**Given exercise:** Write out the full set of records below exactly.

:::::

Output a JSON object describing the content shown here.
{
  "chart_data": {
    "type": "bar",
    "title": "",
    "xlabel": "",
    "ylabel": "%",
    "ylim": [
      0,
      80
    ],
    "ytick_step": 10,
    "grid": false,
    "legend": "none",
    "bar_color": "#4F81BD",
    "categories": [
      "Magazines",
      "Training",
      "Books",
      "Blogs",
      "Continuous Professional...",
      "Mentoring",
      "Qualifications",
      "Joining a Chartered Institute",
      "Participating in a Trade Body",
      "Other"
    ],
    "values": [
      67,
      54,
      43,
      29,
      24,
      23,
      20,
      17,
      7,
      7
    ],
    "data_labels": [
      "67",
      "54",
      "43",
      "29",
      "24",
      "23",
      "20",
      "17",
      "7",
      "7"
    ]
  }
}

:::::

**Correct result:**
Output a JSON object describing the content shown here.
{
  "chart_data": {
    "type": "bar",
    "title": "",
    "xlabel": "",
    "ylabel": "%",
    "ylim": [
      0,
      80
    ],
    "ytick_step": 10,
    "grid": false,
    "legend": "none",
    "bar_color": "#4F81BD",
    "categories": [
      "Magazines",
      "Training",
      "Books",
      "Blogs",
      "Continuous Professional...",
      "Mentoring",
      "Qualifications",
      "Joining a Chartered Institute",
      "Participating in a Trade Body",
      "Other"
    ],
    "values": [
      67,
      54,
      43,
      29,
      24,
      23,
      20,
      17,
      7,
      7
    ],
    "data_labels": [
      "67",
      "54",
      "43",
      "29",
      "24",
      "23",
      "20",
      "17",
      "7",
      "7"
    ]
  }
}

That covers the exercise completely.